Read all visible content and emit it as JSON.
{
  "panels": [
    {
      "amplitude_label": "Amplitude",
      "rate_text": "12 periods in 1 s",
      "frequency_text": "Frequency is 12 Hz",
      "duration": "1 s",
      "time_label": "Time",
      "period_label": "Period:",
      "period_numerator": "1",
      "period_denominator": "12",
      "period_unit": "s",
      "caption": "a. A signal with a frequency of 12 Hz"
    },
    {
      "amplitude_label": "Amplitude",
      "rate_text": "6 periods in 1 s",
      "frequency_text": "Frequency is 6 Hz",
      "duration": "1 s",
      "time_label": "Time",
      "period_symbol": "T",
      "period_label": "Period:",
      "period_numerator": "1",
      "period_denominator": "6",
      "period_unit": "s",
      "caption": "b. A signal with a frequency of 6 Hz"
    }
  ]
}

☆ ☆ ☆ ☆ ☆ ☆ ☆

Copy out the material above in its entirety. Every detail must match.

Read all visible content and emit it as JSON.
{
  "panels": [
    {
      "amplitude_label": "Amplitude",
      "rate_text": "12 periods in 1 s",
      "frequency_text": "Frequency is 12 Hz",
      "duration": "1 s",
      "time_label": "Time",
      "period_label": "Period:",
      "period_numerator": "1",
      "period_denominator": "12",
      "period_unit": "s",
      "caption": "a. A signal with a frequency of 12 Hz"
    },
    {
      "amplitude_label": "Amplitude",
      "rate_text": "6 periods in 1 s",
      "frequency_text": "Frequency is 6 Hz",
      "duration": "1 s",
      "time_label": "Time",
      "period_symbol": "T",
      "period_label": "Period:",
      "period_numerator": "1",
      "period_denominator": "6",
      "period_unit": "s",
      "caption": "b. A signal with a frequency of 6 Hz"
    }
  ]
}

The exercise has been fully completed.